Dataset items
>>>>

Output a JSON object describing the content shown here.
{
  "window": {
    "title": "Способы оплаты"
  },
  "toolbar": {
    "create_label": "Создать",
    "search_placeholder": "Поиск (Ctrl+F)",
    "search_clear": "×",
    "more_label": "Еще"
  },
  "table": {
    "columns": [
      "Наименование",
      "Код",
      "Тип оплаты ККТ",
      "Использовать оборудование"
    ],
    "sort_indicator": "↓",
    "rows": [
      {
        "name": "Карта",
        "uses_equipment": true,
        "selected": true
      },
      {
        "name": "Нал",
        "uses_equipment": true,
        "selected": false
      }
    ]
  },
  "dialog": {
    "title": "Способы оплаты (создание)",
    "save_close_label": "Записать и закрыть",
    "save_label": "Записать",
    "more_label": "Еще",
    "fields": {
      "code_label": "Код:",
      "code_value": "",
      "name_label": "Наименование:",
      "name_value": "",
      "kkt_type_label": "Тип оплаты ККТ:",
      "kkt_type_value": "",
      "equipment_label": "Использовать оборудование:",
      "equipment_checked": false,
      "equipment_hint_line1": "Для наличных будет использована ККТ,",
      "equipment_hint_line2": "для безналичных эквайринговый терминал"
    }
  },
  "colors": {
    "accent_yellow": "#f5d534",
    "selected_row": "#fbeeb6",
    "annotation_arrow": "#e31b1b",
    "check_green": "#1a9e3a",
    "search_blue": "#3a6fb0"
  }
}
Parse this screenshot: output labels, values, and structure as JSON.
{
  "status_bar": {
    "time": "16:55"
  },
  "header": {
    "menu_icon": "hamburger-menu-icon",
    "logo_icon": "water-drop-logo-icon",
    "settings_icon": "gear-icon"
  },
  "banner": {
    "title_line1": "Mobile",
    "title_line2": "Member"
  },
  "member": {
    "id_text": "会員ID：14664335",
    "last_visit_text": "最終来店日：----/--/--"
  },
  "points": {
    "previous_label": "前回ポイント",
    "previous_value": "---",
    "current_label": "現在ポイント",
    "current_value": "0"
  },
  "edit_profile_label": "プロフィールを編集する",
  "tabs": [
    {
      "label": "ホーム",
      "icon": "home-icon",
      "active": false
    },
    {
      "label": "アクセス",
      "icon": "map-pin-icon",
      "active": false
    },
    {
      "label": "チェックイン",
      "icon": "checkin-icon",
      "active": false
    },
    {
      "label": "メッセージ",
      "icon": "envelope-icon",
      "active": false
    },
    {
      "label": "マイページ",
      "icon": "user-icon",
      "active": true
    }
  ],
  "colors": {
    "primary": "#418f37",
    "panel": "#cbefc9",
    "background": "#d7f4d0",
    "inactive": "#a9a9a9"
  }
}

<<<<

Give nothing but the number of lines containing the string "Использовать".

* [COMPLETE RESPONSE]
2